● Objective
For the data below, work out how many lines contain the word "text" and supply only that number.

>> BEGIN Exercise material

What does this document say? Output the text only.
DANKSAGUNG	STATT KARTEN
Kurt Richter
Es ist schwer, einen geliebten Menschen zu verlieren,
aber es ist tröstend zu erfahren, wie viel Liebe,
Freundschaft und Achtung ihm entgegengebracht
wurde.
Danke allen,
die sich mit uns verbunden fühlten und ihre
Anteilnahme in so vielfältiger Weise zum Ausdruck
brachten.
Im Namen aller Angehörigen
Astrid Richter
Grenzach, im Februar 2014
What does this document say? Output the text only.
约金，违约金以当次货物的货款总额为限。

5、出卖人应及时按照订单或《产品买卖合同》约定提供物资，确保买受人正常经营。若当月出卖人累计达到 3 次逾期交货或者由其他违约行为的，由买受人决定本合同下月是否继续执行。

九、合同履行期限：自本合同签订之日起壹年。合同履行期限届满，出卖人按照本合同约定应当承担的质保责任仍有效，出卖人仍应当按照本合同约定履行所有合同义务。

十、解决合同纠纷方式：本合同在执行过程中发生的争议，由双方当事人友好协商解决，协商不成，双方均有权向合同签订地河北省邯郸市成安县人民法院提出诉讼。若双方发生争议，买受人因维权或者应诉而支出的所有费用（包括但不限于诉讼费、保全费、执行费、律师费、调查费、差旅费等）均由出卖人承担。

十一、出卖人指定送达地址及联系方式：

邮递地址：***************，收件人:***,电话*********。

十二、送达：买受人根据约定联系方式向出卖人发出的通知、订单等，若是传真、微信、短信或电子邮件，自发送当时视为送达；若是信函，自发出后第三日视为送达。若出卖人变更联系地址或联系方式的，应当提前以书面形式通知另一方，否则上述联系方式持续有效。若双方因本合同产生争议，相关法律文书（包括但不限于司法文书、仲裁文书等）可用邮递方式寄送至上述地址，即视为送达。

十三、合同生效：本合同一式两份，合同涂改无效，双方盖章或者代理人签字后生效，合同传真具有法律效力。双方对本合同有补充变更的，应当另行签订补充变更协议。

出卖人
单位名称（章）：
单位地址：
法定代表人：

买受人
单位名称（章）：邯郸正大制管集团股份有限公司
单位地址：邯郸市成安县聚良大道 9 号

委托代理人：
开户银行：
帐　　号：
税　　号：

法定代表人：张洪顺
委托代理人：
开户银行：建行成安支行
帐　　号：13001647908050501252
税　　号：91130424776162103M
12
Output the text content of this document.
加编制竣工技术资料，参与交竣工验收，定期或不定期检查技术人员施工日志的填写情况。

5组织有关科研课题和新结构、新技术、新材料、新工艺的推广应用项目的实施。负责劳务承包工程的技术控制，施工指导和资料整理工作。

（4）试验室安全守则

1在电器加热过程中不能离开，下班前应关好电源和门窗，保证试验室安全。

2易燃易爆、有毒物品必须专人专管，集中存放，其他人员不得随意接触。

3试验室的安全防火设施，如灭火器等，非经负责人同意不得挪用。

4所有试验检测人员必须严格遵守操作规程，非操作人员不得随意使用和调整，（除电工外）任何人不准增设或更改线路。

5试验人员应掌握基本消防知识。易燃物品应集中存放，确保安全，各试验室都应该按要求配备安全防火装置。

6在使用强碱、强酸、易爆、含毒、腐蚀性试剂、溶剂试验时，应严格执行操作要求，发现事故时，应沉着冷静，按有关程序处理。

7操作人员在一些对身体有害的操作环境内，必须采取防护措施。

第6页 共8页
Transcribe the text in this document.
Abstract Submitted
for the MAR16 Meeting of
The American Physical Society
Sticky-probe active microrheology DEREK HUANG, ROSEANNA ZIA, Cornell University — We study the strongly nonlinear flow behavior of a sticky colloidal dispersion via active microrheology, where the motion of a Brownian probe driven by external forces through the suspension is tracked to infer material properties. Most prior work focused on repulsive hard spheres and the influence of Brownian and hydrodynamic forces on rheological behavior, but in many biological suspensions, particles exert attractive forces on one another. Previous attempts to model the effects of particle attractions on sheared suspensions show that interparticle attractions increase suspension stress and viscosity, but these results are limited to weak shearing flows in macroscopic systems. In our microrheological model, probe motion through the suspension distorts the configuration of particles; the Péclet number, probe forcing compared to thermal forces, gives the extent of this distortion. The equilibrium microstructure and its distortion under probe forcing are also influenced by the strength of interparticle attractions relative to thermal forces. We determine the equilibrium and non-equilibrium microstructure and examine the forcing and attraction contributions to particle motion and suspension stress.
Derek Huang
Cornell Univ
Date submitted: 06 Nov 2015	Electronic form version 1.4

>> END Exercise material

● Result of the exercise
4